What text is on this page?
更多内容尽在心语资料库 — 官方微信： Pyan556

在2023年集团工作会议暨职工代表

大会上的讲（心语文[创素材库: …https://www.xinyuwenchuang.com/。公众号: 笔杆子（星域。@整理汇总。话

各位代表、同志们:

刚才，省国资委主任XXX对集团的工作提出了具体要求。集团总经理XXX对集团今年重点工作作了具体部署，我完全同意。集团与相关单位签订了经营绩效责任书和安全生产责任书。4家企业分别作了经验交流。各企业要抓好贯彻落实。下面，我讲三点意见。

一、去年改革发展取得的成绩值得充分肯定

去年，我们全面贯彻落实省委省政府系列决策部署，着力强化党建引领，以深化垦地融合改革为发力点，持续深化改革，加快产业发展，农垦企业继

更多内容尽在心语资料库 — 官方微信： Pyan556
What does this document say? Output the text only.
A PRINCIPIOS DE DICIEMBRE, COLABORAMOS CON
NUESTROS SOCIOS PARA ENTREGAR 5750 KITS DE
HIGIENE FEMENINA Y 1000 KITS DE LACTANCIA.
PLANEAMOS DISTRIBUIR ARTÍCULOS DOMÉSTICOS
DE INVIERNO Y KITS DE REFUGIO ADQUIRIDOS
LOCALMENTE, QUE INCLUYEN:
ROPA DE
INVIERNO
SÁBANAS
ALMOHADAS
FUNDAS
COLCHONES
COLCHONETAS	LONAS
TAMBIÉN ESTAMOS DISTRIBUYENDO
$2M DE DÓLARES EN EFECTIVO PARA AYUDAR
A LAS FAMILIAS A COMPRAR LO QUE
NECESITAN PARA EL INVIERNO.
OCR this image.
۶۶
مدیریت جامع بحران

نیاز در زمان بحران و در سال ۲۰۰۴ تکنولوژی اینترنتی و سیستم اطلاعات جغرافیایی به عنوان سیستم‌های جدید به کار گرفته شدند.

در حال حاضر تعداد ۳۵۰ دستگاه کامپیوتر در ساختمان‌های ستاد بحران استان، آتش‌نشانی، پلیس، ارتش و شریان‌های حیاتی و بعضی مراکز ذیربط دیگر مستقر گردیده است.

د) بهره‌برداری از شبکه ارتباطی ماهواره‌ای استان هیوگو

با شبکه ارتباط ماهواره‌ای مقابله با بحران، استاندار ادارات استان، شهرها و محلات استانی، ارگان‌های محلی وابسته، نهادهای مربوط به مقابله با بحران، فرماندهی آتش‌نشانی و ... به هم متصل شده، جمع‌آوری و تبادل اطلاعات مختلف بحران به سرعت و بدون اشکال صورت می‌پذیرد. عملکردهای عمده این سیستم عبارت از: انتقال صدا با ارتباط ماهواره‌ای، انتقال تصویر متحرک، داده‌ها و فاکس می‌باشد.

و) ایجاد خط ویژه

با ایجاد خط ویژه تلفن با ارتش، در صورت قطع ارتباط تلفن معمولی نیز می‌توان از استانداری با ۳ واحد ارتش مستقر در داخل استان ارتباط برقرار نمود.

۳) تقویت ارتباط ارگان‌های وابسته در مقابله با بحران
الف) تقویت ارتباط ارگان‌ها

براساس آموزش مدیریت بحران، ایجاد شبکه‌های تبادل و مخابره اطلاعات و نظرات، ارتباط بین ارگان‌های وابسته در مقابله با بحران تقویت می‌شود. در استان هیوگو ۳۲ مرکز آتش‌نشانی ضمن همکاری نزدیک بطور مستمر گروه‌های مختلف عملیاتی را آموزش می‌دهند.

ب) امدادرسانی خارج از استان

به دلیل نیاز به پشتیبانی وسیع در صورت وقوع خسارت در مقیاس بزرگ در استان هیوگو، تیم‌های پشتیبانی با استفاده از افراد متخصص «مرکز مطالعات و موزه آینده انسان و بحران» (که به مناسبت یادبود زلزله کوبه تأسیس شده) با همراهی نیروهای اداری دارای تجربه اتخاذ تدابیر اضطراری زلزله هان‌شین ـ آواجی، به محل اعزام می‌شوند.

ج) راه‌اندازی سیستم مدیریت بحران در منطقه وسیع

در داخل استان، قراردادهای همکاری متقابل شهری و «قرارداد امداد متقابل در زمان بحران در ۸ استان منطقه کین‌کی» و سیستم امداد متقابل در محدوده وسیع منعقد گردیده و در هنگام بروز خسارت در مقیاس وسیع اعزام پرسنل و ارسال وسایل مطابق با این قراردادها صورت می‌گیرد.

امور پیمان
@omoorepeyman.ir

**GOAL OF THE EXERCISE:** Faithfully copy every entry, leaving nothing out.

**SOLUTION TO THIS TASK:**
What text is on this page?
更多内容尽在心语资料库 — 官方微信： Pyan556

在2023年集团工作会议暨职工代表

大会上的讲（心语文[创素材库: …https://www.xinyuwenchuang.com/。公众号: 笔杆子（星域。@整理汇总。话

各位代表、同志们:

刚才，省国资委主任XXX对集团的工作提出了具体要求。集团总经理XXX对集团今年重点工作作了具体部署，我完全同意。集团与相关单位签订了经营绩效责任书和安全生产责任书。4家企业分别作了经验交流。各企业要抓好贯彻落实。下面，我讲三点意见。

一、去年改革发展取得的成绩值得充分肯定

去年，我们全面贯彻落实省委省政府系列决策部署，着力强化党建引领，以深化垦地融合改革为发力点，持续深化改革，加快产业发展，农垦企业继

更多内容尽在心语资料库 — 官方微信： Pyan556
What does this document say? Output the text only.
A PRINCIPIOS DE DICIEMBRE, COLABORAMOS CON
NUESTROS SOCIOS PARA ENTREGAR 5750 KITS DE
HIGIENE FEMENINA Y 1000 KITS DE LACTANCIA.
PLANEAMOS DISTRIBUIR ARTÍCULOS DOMÉSTICOS
DE INVIERNO Y KITS DE REFUGIO ADQUIRIDOS
LOCALMENTE, QUE INCLUYEN:
ROPA DE
INVIERNO
SÁBANAS
ALMOHADAS
FUNDAS
COLCHONES
COLCHONETAS	LONAS
TAMBIÉN ESTAMOS DISTRIBUYENDO
$2M DE DÓLARES EN EFECTIVO PARA AYUDAR
A LAS FAMILIAS A COMPRAR LO QUE
NECESITAN PARA EL INVIERNO.
OCR this image.
۶۶
مدیریت جامع بحران

نیاز در زمان بحران و در سال ۲۰۰۴ تکنولوژی اینترنتی و سیستم اطلاعات جغرافیایی به عنوان سیستم‌های جدید به کار گرفته شدند.

در حال حاضر تعداد ۳۵۰ دستگاه کامپیوتر در ساختمان‌های ستاد بحران استان، آتش‌نشانی، پلیس، ارتش و شریان‌های حیاتی و بعضی مراکز ذیربط دیگر مستقر گردیده است.

د) بهره‌برداری از شبکه ارتباطی ماهواره‌ای استان هیوگو

با شبکه ارتباط ماهواره‌ای مقابله با بحران، استاندار ادارات استان، شهرها و محلات استانی، ارگان‌های محلی وابسته، نهادهای مربوط به مقابله با بحران، فرماندهی آتش‌نشانی و ... به هم متصل شده، جمع‌آوری و تبادل اطلاعات مختلف بحران به سرعت و بدون اشکال صورت می‌پذیرد. عملکردهای عمده این سیستم عبارت از: انتقال صدا با ارتباط ماهواره‌ای، انتقال تصویر متحرک، داده‌ها و فاکس می‌باشد.

و) ایجاد خط ویژه

با ایجاد خط ویژه تلفن با ارتش، در صورت قطع ارتباط تلفن معمولی نیز می‌توان از استانداری با ۳ واحد ارتش مستقر در داخل استان ارتباط برقرار نمود.

۳) تقویت ارتباط ارگان‌های وابسته در مقابله با بحران
الف) تقویت ارتباط ارگان‌ها

براساس آموزش مدیریت بحران، ایجاد شبکه‌های تبادل و مخابره اطلاعات و نظرات، ارتباط بین ارگان‌های وابسته در مقابله با بحران تقویت می‌شود. در استان هیوگو ۳۲ مرکز آتش‌نشانی ضمن همکاری نزدیک بطور مستمر گروه‌های مختلف عملیاتی را آموزش می‌دهند.

ب) امدادرسانی خارج از استان

به دلیل نیاز به پشتیبانی وسیع در صورت وقوع خسارت در مقیاس بزرگ در استان هیوگو، تیم‌های پشتیبانی با استفاده از افراد متخصص «مرکز مطالعات و موزه آینده انسان و بحران» (که به مناسبت یادبود زلزله کوبه تأسیس شده) با همراهی نیروهای اداری دارای تجربه اتخاذ تدابیر اضطراری زلزله هان‌شین ـ آواجی، به محل اعزام می‌شوند.

ج) راه‌اندازی سیستم مدیریت بحران در منطقه وسیع

در داخل استان، قراردادهای همکاری متقابل شهری و «قرارداد امداد متقابل در زمان بحران در ۸ استان منطقه کین‌کی» و سیستم امداد متقابل در محدوده وسیع منعقد گردیده و در هنگام بروز خسارت در مقیاس وسیع اعزام پرسنل و ارسال وسایل مطابق با این قراردادها صورت می‌گیرد.

امور پیمان
@omoorepeyman.ir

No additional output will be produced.